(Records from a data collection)

######

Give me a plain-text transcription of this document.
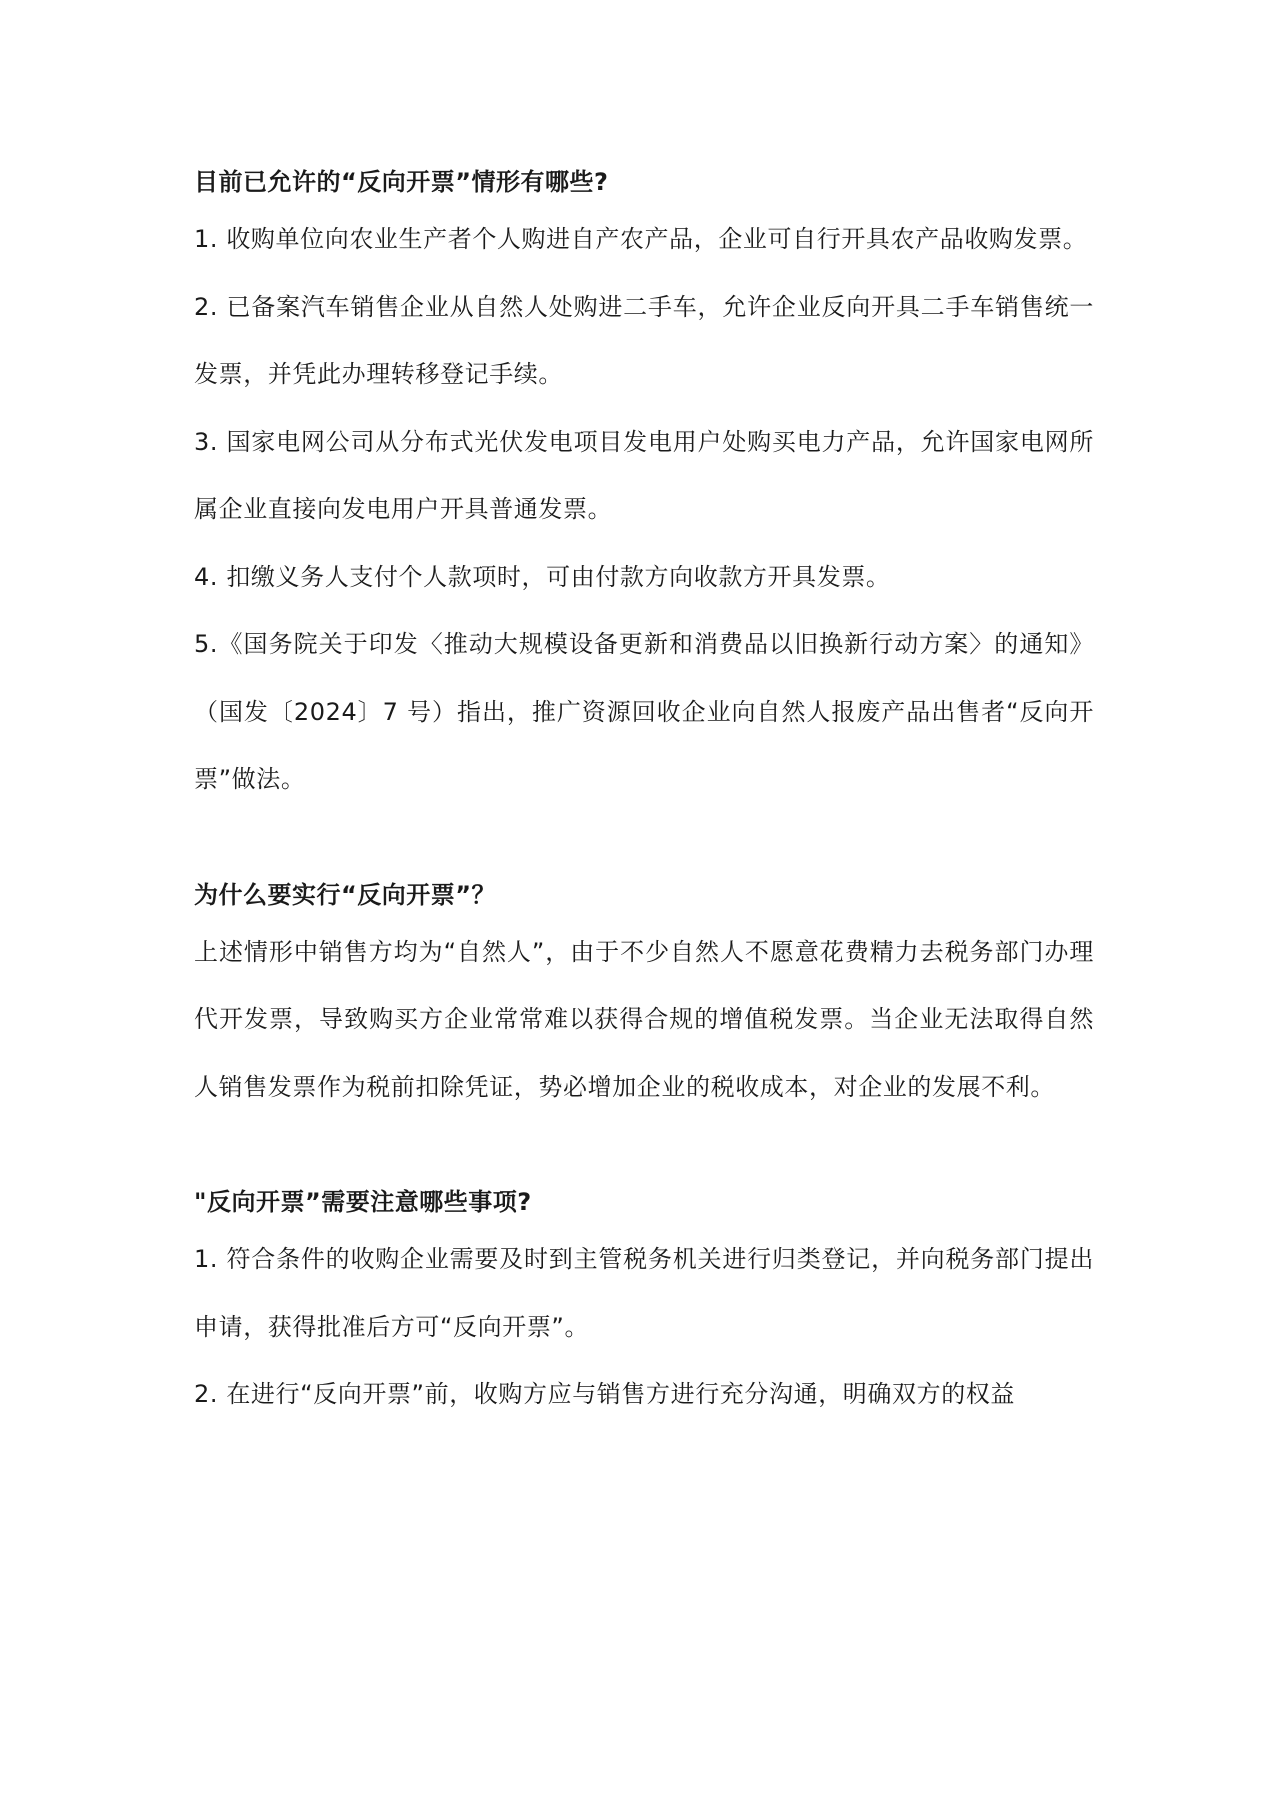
目前已允许的“反向开票”情形有哪些?

1. 收购单位向农业生产者个人购进自产农产品，企业可自行开具农产品收购发票。

2. 已备案汽车销售企业从自然人处购进二手车，允许企业反向开具二手车销售统一发票，并凭此办理转移登记手续。

3. 国家电网公司从分布式光伏发电项目发电用户处购买电力产品，允许国家电网所属企业直接向发电用户开具普通发票。

4. 扣缴义务人支付个人款项时，可由付款方向收款方开具发票。

5.《国务院关于印发〈推动大规模设备更新和消费品以旧换新行动方案〉的通知》（国发〔2024〕7 号）指出，推广资源回收企业向自然人报废产品出售者“反向开票”做法。

为什么要实行“反向开票”？

上述情形中销售方均为“自然人”，由于不少自然人不愿意花费精力去税务部门办理代开发票，导致购买方企业常常难以获得合规的增值税发票。当企业无法取得自然人销售发票作为税前扣除凭证，势必增加企业的税收成本，对企业的发展不利。

"反向开票”需要注意哪些事项?

1. 符合条件的收购企业需要及时到主管税务机关进行归类登记，并向税务部门提出申请，获得批准后方可“反向开票”。

2. 在进行“反向开票”前，收购方应与销售方进行充分沟通，明确双方的权益
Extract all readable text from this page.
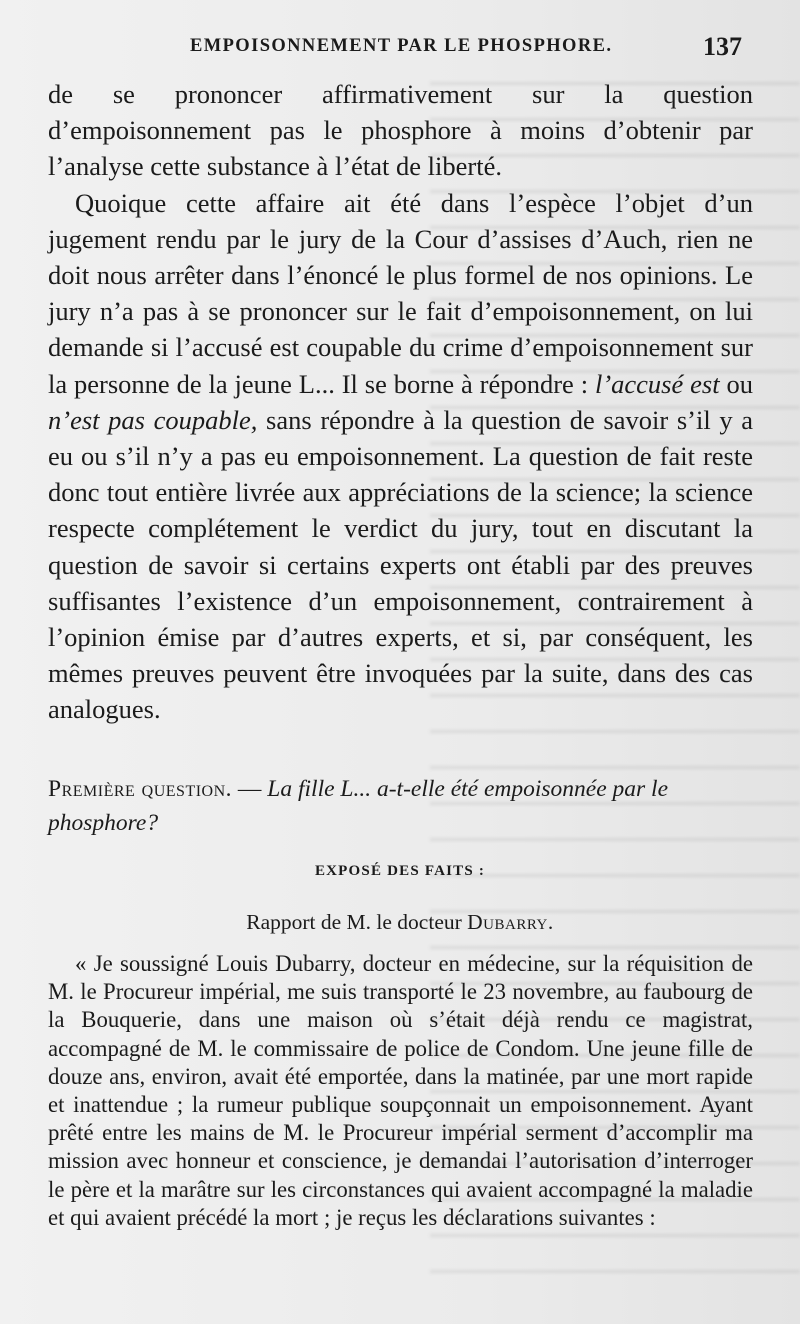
EMPOISONNEMENT PAR LE PHOSPHORE.	137

de se prononcer affirmativement sur la question d’empoisonnement pas le phosphore à moins d’obtenir par l’analyse cette substance à l’état de liberté.

Quoique cette affaire ait été dans l’espèce l’objet d’un jugement rendu par le jury de la Cour d’assises d’Auch, rien ne doit nous arrêter dans l’énoncé le plus formel de nos opinions. Le jury n’a pas à se prononcer sur le fait d’empoisonnement, on lui demande si l’accusé est coupable du crime d’empoisonnement sur la personne de la jeune L... Il se borne à répondre : l’accusé est ou n’est pas coupable, sans répondre à la question de savoir s’il y a eu ou s’il n’y a pas eu empoisonnement. La question de fait reste donc tout entière livrée aux appréciations de la science; la science respecte complétement le verdict du jury, tout en discutant la question de savoir si certains experts ont établi par des preuves suffisantes l’existence d’un empoisonnement, contrairement à l’opinion émise par d’autres experts, et si, par conséquent, les mêmes preuves peuvent être invoquées par la suite, dans des cas analogues.

Première question. — La fille L... a-t-elle été empoisonnée par le phosphore?
EXPOSÉ DES FAITS :
Rapport de M. le docteur Dubarry.

« Je soussigné Louis Dubarry, docteur en médecine, sur la réquisition de M. le Procureur impérial, me suis transporté le 23 novembre, au faubourg de la Bouquerie, dans une maison où s’était déjà rendu ce magistrat, accompagné de M. le commissaire de police de Condom. Une jeune fille de douze ans, environ, avait été emportée, dans la matinée, par une mort rapide et inattendue ; la rumeur publique soupçonnait un empoisonnement. Ayant prêté entre les mains de M. le Procureur impérial serment d’accomplir ma mission avec honneur et conscience, je demandai l’autorisation d’interroger le père et la marâtre sur les circonstances qui avaient accompagné la maladie et qui avaient précédé la mort ; je reçus les déclarations suivantes :
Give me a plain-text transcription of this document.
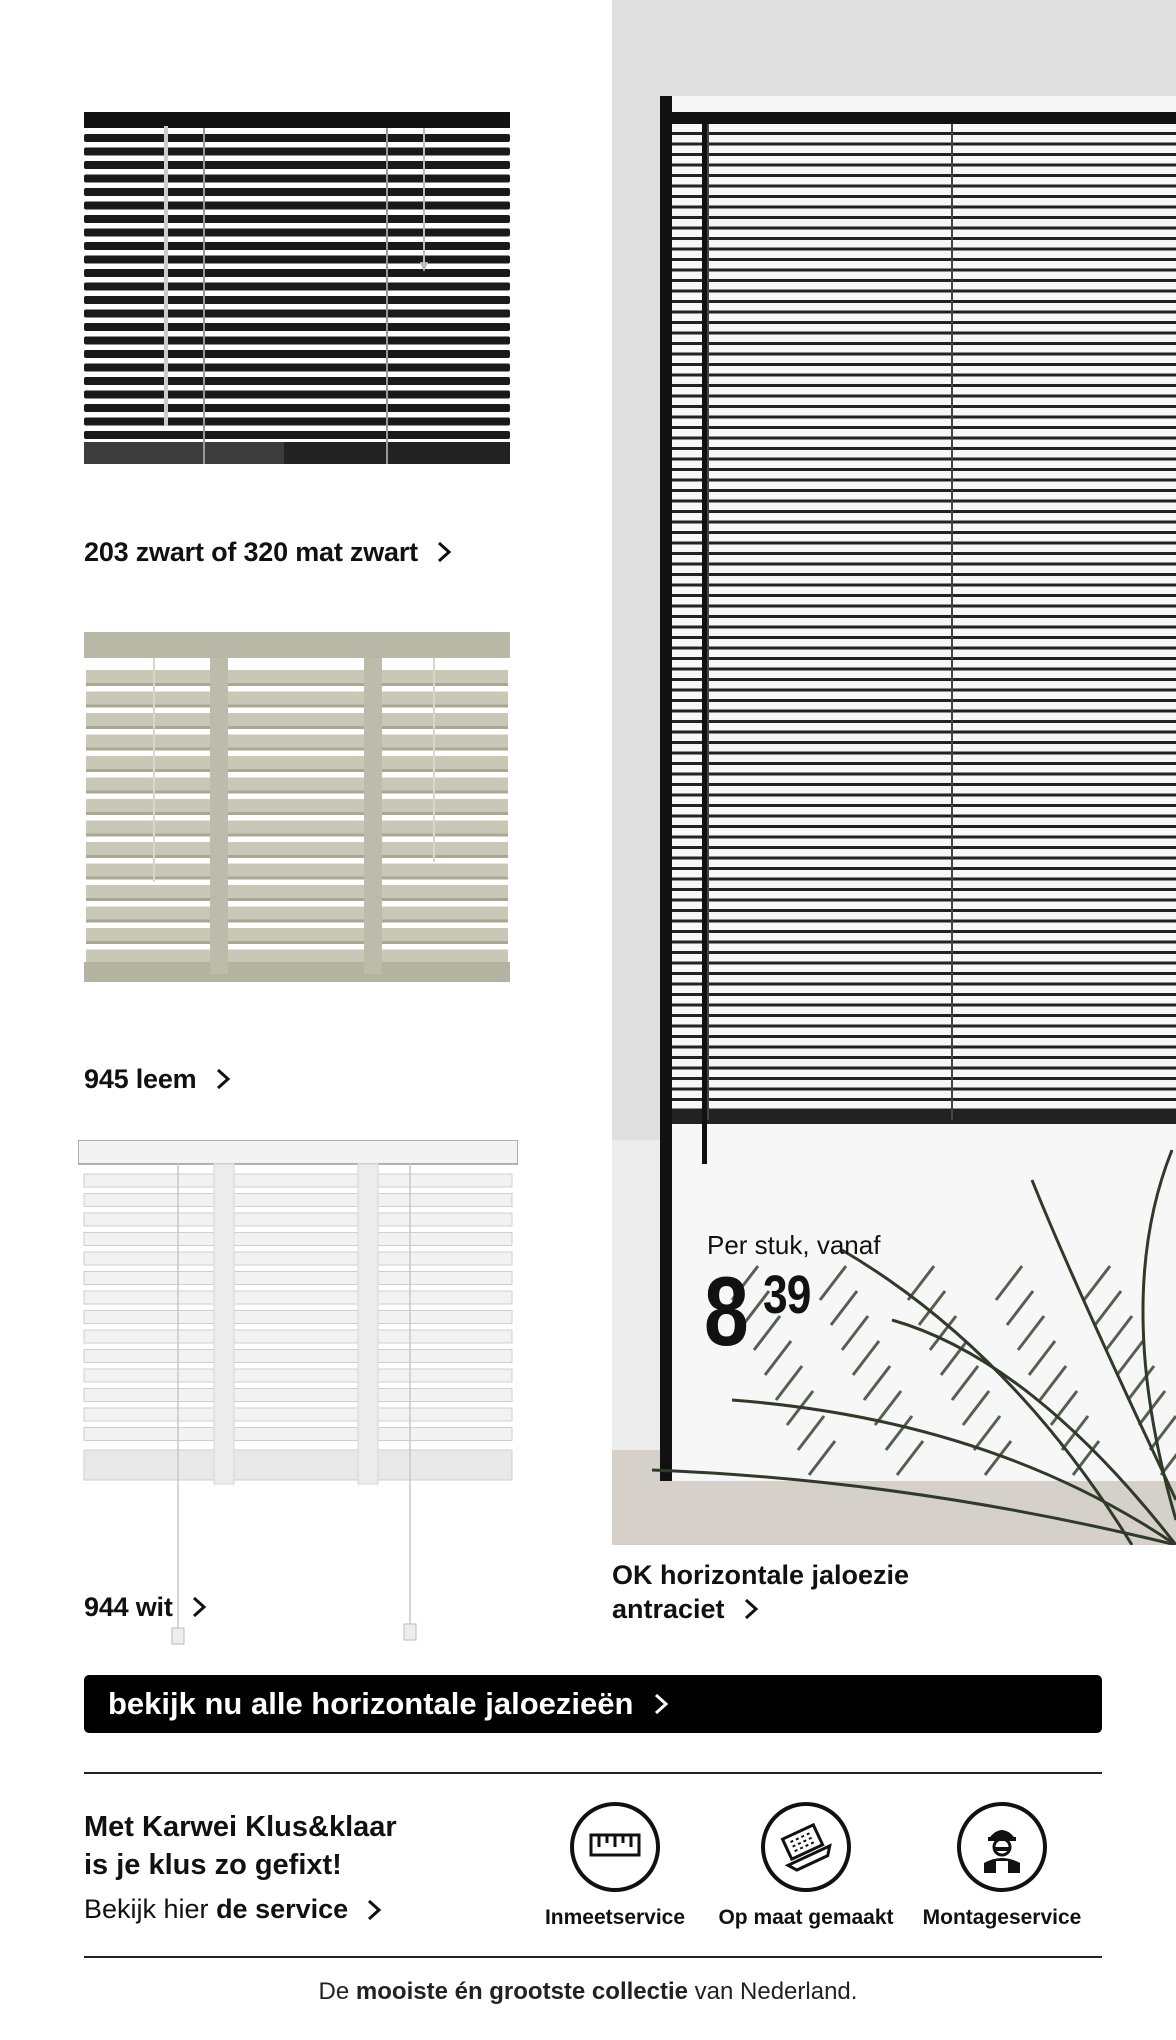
203 zwart of 320 mat zwart
945 leem
944 wit
Per stuk, vanaf
8 39
OK horizontale jaloezie
antraciet
bekijk nu alle horizontale jaloezieën
Met Karwei Klus&klaar
is je klus zo gefixt!
Bekijk hier de service	Inmeetservice	Op maat gemaakt	Montageservice
De mooiste én grootste collectie van Nederland.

######

# DIRECTION
Every line of the data should be copied as it stands, without the images.

# SOLUTION TO THIS PROBLEM
Give me a plain-text transcription of this document.
目前已允许的“反向开票”情形有哪些?

1. 收购单位向农业生产者个人购进自产农产品，企业可自行开具农产品收购发票。

2. 已备案汽车销售企业从自然人处购进二手车，允许企业反向开具二手车销售统一发票，并凭此办理转移登记手续。

3. 国家电网公司从分布式光伏发电项目发电用户处购买电力产品，允许国家电网所属企业直接向发电用户开具普通发票。

4. 扣缴义务人支付个人款项时，可由付款方向收款方开具发票。

5.《国务院关于印发〈推动大规模设备更新和消费品以旧换新行动方案〉的通知》（国发〔2024〕7 号）指出，推广资源回收企业向自然人报废产品出售者“反向开票”做法。

为什么要实行“反向开票”？

上述情形中销售方均为“自然人”，由于不少自然人不愿意花费精力去税务部门办理代开发票，导致购买方企业常常难以获得合规的增值税发票。当企业无法取得自然人销售发票作为税前扣除凭证，势必增加企业的税收成本，对企业的发展不利。

"反向开票”需要注意哪些事项?

1. 符合条件的收购企业需要及时到主管税务机关进行归类登记，并向税务部门提出申请，获得批准后方可“反向开票”。

2. 在进行“反向开票”前，收购方应与销售方进行充分沟通，明确双方的权益
Extract all readable text from this page.
EMPOISONNEMENT PAR LE PHOSPHORE.	137

de se prononcer affirmativement sur la question d’empoisonnement pas le phosphore à moins d’obtenir par l’analyse cette substance à l’état de liberté.

Quoique cette affaire ait été dans l’espèce l’objet d’un jugement rendu par le jury de la Cour d’assises d’Auch, rien ne doit nous arrêter dans l’énoncé le plus formel de nos opinions. Le jury n’a pas à se prononcer sur le fait d’empoisonnement, on lui demande si l’accusé est coupable du crime d’empoisonnement sur la personne de la jeune L... Il se borne à répondre : l’accusé est ou n’est pas coupable, sans répondre à la question de savoir s’il y a eu ou s’il n’y a pas eu empoisonnement. La question de fait reste donc tout entière livrée aux appréciations de la science; la science respecte complétement le verdict du jury, tout en discutant la question de savoir si certains experts ont établi par des preuves suffisantes l’existence d’un empoisonnement, contrairement à l’opinion émise par d’autres experts, et si, par conséquent, les mêmes preuves peuvent être invoquées par la suite, dans des cas analogues.

Première question. — La fille L... a-t-elle été empoisonnée par le phosphore?
EXPOSÉ DES FAITS :
Rapport de M. le docteur Dubarry.

« Je soussigné Louis Dubarry, docteur en médecine, sur la réquisition de M. le Procureur impérial, me suis transporté le 23 novembre, au faubourg de la Bouquerie, dans une maison où s’était déjà rendu ce magistrat, accompagné de M. le commissaire de police de Condom. Une jeune fille de douze ans, environ, avait été emportée, dans la matinée, par une mort rapide et inattendue ; la rumeur publique soupçonnait un empoisonnement. Ayant prêté entre les mains de M. le Procureur impérial serment d’accomplir ma mission avec honneur et conscience, je demandai l’autorisation d’interroger le père et la marâtre sur les circonstances qui avaient accompagné la maladie et qui avaient précédé la mort ; je reçus les déclarations suivantes :
Give me a plain-text transcription of this document.
203 zwart of 320 mat zwart
945 leem
944 wit
Per stuk, vanaf
8 39
OK horizontale jaloezie
antraciet
bekijk nu alle horizontale jaloezieën
Met Karwei Klus&klaar
is je klus zo gefixt!
Bekijk hier de service	Inmeetservice	Op maat gemaakt	Montageservice
De mooiste én grootste collectie van Nederland.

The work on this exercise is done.